> Task objective:
Go through the material below and count the lines with the string "color"; the number is the whole answer.

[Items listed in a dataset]
"""
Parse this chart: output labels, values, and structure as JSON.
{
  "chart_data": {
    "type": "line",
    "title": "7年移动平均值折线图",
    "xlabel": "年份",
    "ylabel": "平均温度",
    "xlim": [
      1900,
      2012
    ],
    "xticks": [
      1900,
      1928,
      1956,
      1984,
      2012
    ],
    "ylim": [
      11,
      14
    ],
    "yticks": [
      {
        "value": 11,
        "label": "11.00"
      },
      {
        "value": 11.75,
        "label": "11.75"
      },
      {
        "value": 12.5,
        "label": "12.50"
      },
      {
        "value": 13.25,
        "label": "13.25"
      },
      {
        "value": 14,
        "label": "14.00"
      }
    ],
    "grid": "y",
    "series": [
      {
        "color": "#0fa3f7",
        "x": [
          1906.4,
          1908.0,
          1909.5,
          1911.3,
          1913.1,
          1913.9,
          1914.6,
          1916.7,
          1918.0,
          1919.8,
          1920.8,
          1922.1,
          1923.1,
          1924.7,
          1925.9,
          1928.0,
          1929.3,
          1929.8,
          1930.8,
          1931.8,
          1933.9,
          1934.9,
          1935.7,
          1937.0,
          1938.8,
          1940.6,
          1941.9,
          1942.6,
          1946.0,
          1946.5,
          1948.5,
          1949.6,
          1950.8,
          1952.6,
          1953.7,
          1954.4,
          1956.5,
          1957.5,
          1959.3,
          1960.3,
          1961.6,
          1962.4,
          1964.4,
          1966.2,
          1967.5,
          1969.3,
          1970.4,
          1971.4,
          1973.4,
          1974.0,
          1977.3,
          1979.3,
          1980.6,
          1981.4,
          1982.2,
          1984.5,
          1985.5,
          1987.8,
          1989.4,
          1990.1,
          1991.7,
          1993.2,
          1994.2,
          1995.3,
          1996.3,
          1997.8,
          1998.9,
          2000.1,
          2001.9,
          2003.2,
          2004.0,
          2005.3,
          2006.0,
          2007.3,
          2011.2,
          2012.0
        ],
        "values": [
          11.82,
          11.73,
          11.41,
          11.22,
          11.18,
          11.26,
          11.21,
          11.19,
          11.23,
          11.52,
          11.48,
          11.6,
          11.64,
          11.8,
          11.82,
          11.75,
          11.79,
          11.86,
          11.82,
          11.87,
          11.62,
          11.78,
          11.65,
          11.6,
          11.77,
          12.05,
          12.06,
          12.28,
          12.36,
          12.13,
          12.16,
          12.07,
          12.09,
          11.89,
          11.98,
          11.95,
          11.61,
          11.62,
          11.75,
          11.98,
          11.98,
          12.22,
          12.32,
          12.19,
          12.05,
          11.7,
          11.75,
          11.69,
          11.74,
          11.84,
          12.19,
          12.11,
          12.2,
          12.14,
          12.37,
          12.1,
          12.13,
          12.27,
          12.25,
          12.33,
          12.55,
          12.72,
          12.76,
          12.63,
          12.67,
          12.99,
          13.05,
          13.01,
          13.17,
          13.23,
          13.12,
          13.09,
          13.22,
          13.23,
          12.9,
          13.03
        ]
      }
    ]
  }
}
"""
"""
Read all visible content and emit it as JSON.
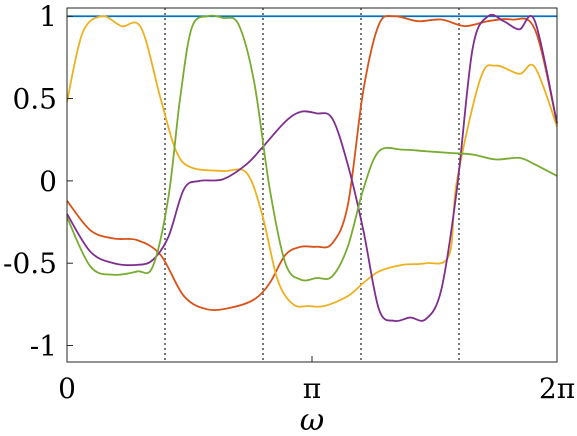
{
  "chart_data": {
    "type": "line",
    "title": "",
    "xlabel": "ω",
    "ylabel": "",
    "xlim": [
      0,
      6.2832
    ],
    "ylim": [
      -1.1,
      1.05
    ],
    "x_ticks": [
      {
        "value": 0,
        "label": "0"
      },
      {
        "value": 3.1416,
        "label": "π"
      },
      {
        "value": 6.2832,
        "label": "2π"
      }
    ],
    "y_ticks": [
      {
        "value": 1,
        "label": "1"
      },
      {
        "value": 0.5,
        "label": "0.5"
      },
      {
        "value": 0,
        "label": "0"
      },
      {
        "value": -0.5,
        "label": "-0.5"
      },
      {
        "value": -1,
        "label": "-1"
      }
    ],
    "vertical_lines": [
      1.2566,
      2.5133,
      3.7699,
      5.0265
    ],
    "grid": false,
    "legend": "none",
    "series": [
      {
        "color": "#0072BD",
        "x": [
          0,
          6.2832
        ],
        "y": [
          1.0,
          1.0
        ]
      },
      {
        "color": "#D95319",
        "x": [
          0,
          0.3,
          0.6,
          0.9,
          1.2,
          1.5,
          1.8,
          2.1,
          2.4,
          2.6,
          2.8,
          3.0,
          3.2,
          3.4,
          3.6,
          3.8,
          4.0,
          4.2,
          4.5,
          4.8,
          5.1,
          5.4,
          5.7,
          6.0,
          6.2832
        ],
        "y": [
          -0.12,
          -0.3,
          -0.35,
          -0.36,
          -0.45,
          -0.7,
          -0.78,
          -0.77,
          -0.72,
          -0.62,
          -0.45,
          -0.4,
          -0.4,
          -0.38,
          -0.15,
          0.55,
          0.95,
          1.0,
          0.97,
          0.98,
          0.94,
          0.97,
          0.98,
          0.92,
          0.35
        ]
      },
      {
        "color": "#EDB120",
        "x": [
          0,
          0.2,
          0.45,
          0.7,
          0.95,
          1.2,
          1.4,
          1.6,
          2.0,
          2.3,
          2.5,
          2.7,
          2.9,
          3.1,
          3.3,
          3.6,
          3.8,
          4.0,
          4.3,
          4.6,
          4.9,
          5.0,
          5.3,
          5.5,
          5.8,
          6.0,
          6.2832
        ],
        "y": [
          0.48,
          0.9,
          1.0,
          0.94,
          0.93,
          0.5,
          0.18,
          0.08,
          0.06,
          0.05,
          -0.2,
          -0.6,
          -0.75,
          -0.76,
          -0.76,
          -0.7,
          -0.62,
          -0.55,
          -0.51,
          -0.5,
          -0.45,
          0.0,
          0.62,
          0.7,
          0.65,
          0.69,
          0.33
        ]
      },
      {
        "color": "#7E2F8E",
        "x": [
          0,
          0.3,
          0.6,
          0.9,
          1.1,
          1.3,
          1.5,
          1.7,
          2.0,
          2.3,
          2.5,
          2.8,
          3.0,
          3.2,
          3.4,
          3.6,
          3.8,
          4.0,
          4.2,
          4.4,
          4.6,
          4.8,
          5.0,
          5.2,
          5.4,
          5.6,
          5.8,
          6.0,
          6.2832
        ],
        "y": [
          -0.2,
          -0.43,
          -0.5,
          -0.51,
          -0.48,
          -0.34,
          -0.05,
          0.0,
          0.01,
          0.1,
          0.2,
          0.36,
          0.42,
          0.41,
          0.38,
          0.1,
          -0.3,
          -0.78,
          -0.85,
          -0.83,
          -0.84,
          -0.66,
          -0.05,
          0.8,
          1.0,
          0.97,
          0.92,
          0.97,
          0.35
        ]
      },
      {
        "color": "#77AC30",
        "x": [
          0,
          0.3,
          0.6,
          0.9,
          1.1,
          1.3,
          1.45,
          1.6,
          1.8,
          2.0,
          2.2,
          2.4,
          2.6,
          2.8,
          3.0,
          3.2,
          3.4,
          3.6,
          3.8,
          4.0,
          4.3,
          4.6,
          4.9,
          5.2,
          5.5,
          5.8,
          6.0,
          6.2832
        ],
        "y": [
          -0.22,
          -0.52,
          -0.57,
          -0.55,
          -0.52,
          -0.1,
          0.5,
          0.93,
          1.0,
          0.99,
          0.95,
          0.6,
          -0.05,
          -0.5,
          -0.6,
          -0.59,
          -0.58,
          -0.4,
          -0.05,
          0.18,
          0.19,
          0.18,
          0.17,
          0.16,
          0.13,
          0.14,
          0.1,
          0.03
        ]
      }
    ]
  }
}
"""
> Result for this exercise:
6